■ Instructions to follow:
Below are entries. Pull out all lines containing "content".

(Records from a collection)

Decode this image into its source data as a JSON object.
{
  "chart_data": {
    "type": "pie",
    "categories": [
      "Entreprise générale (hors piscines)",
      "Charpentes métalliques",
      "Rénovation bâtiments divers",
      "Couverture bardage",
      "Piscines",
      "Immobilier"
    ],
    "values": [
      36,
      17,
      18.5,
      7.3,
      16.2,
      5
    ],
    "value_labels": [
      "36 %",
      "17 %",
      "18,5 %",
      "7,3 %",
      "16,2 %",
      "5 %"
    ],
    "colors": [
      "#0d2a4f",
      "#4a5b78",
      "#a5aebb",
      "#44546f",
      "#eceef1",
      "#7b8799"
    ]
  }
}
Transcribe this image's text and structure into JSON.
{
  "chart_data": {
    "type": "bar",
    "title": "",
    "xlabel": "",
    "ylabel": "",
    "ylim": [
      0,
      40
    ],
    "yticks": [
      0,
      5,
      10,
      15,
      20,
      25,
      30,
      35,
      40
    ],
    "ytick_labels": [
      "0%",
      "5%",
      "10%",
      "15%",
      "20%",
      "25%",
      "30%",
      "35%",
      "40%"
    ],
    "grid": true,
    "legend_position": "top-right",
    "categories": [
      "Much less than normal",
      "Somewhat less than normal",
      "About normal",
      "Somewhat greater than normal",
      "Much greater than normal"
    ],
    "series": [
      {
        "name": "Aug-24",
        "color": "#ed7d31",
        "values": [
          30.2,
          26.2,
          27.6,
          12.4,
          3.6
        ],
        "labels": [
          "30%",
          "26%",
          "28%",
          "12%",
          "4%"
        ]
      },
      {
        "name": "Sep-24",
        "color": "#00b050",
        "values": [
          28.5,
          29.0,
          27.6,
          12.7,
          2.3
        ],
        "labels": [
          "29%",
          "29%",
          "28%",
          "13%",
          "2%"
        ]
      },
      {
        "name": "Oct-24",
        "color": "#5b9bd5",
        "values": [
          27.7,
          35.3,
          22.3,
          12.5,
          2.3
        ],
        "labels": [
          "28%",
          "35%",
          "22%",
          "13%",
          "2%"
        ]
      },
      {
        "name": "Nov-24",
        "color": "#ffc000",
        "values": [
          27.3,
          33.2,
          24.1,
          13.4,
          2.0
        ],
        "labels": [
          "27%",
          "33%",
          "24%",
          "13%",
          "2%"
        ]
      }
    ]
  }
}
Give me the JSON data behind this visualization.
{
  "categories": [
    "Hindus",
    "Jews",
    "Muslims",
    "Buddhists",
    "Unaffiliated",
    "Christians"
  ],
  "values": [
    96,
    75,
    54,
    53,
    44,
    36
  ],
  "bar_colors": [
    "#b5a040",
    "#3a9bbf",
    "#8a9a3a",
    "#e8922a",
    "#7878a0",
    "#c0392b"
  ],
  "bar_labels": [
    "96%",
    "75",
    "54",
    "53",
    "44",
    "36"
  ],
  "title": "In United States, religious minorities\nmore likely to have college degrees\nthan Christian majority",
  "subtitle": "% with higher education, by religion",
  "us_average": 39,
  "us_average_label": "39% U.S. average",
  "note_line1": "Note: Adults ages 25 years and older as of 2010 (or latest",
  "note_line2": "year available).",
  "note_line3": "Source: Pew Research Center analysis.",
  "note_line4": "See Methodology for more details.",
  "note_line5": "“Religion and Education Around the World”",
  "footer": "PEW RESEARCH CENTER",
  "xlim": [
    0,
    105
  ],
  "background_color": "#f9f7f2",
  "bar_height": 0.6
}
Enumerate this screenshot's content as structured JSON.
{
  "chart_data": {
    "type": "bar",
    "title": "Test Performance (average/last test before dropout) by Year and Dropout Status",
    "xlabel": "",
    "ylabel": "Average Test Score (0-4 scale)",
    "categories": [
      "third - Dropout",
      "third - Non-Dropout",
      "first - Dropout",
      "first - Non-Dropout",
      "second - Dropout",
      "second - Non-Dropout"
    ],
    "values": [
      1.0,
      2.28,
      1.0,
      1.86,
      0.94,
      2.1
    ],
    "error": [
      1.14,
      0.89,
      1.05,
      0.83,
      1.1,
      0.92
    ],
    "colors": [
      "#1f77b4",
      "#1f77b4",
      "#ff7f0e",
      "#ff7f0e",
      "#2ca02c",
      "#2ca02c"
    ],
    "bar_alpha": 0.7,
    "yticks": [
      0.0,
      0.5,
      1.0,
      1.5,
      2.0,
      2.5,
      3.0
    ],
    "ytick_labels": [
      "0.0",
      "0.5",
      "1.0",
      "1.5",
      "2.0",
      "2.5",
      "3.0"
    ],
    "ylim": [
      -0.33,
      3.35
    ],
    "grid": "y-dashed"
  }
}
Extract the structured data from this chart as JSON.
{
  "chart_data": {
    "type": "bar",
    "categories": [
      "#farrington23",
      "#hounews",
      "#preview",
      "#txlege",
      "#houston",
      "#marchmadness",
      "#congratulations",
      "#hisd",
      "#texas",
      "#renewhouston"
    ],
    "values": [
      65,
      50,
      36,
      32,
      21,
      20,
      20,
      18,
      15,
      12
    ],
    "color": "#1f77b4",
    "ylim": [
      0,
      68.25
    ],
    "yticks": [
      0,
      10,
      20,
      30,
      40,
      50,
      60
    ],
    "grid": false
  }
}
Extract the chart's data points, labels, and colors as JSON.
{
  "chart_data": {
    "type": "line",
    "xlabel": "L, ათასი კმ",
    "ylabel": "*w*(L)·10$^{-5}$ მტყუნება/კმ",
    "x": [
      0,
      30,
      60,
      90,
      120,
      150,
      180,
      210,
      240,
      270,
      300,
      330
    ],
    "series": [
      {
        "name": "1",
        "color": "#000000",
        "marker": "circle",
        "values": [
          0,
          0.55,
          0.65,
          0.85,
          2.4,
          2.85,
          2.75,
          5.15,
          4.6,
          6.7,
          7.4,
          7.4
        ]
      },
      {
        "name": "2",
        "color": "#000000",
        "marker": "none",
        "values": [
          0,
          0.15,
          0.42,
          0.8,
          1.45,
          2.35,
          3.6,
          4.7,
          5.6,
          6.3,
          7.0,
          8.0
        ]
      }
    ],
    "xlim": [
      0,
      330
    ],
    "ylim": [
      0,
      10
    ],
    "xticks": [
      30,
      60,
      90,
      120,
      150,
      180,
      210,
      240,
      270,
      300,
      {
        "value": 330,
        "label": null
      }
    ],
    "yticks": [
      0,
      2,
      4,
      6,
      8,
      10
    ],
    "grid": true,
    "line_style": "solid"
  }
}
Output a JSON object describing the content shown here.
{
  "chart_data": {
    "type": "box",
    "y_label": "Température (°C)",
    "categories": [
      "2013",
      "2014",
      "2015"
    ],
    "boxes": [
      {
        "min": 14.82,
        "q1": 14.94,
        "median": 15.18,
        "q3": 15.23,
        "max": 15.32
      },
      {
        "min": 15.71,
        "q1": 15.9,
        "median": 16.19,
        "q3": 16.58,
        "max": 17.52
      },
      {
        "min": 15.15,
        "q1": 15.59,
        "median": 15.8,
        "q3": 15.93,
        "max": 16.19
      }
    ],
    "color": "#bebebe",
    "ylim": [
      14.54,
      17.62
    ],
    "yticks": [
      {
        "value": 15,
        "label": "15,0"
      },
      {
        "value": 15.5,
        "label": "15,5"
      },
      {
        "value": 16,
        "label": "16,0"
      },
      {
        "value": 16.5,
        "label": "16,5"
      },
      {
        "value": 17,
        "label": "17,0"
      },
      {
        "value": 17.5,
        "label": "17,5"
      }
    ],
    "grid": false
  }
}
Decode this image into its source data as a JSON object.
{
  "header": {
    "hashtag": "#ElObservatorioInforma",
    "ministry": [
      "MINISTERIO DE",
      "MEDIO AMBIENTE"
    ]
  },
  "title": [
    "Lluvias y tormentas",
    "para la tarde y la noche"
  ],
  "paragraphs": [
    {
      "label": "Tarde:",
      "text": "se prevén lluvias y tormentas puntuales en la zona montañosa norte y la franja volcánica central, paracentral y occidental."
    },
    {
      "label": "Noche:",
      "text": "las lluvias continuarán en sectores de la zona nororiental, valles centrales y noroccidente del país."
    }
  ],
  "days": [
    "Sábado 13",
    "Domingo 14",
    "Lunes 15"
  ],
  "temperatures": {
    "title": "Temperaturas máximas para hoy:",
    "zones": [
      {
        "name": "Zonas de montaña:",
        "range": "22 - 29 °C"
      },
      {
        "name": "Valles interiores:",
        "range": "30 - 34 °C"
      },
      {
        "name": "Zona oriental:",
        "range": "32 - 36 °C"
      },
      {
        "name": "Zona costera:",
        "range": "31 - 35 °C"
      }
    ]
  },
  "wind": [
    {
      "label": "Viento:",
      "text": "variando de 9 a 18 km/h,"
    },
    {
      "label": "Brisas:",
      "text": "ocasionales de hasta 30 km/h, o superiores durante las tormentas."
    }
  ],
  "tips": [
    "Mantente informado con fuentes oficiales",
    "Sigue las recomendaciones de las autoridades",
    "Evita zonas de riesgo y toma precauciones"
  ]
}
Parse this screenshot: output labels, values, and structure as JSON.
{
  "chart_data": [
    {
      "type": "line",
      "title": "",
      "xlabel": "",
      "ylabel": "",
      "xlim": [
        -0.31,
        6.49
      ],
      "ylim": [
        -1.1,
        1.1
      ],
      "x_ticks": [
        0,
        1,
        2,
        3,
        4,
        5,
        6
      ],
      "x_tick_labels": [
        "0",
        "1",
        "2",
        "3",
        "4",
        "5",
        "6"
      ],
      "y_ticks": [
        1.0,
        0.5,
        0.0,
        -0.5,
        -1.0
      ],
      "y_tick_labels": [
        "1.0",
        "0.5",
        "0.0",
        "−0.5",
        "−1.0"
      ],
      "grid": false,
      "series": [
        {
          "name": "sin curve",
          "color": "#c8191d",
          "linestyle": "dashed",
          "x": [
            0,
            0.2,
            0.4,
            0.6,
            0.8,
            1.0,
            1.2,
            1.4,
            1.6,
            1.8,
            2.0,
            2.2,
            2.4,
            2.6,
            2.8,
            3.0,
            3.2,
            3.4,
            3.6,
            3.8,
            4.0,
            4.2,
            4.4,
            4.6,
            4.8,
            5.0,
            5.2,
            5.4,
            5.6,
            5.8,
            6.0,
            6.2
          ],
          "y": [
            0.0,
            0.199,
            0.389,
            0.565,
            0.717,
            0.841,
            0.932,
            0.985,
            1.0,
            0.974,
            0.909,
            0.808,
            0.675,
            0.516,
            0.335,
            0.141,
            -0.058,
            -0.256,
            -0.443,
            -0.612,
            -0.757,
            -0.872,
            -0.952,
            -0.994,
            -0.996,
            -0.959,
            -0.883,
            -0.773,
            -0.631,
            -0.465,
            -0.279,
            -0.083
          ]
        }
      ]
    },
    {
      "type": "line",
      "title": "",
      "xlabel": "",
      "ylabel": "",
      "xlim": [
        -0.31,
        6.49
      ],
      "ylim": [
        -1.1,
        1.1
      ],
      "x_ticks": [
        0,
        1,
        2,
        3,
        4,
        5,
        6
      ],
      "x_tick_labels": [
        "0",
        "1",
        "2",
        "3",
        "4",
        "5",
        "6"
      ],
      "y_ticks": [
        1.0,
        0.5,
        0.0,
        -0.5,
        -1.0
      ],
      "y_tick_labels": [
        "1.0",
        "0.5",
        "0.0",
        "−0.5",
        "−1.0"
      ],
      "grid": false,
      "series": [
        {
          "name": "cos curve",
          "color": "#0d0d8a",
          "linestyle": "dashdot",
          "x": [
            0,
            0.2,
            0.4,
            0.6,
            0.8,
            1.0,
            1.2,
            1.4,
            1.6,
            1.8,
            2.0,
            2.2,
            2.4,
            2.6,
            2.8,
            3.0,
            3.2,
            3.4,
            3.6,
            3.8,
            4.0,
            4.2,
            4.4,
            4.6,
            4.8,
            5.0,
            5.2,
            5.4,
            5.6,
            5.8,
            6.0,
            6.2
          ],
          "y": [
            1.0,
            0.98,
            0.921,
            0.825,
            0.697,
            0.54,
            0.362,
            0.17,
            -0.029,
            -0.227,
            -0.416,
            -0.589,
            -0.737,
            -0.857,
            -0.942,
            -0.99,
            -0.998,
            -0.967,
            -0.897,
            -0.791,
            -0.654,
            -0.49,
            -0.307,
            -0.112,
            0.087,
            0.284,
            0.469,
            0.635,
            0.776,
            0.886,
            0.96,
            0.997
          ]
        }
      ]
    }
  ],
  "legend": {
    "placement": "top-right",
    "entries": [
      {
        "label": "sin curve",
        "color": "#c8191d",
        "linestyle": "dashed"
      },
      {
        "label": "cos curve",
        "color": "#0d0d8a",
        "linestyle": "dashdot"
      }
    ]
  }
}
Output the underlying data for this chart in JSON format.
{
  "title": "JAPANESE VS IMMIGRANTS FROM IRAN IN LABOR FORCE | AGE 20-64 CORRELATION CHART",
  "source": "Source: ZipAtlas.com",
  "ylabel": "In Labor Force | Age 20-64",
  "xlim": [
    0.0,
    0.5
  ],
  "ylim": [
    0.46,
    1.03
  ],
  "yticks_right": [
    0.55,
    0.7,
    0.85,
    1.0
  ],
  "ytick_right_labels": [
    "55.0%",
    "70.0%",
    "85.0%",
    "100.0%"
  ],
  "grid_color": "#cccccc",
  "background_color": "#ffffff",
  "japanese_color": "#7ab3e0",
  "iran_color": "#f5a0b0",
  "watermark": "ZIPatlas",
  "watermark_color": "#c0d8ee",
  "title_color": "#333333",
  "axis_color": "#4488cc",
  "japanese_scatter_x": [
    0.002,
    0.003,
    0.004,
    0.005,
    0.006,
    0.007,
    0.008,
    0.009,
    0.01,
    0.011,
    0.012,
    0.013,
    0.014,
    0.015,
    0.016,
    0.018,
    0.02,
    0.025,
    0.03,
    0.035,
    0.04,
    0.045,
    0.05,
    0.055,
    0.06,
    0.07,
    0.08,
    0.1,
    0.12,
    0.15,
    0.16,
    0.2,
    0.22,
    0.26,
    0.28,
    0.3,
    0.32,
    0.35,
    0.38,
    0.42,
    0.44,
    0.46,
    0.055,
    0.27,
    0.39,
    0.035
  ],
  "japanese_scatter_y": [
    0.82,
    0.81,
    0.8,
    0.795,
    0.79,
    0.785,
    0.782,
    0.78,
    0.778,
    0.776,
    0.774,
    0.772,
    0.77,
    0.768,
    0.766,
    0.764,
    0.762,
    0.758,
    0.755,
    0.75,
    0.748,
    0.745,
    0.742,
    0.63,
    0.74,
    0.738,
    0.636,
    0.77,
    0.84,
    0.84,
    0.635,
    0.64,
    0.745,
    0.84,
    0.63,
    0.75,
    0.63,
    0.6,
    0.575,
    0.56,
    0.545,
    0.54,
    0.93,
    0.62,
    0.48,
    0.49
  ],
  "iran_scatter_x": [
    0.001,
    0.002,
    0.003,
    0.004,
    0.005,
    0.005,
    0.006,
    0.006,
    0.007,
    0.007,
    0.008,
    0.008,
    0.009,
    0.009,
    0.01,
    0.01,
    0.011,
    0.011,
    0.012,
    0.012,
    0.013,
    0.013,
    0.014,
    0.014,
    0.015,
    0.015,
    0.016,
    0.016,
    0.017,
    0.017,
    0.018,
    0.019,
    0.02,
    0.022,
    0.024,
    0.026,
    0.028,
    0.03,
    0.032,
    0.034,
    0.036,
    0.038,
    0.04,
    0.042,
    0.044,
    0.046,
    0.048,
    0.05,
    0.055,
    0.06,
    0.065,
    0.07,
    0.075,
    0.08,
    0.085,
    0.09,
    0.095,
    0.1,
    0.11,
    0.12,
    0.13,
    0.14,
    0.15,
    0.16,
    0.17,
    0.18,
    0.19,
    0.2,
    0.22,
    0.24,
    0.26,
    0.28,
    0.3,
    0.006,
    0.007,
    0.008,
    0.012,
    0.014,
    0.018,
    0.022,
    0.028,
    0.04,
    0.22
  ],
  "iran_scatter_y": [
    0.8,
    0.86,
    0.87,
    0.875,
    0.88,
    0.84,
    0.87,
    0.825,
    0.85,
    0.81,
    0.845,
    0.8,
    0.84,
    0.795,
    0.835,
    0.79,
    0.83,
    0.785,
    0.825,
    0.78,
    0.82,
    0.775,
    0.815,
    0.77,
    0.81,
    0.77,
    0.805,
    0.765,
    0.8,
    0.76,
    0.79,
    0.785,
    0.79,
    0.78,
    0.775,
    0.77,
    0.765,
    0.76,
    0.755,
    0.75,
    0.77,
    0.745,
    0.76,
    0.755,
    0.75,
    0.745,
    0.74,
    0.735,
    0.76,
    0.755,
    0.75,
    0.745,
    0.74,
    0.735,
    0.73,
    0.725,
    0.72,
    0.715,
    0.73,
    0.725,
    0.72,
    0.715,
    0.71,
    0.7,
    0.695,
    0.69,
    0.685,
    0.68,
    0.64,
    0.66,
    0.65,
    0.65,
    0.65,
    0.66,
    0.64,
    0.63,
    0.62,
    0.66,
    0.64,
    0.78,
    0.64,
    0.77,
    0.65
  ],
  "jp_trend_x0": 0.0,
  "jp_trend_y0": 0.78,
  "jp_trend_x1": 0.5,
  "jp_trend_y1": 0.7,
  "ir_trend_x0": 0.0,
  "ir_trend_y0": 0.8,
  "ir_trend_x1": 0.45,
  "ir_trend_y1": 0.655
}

■ Result of the exercise:
Enumerate this screenshot's content as structured JSON.
Output a JSON object describing the content shown here.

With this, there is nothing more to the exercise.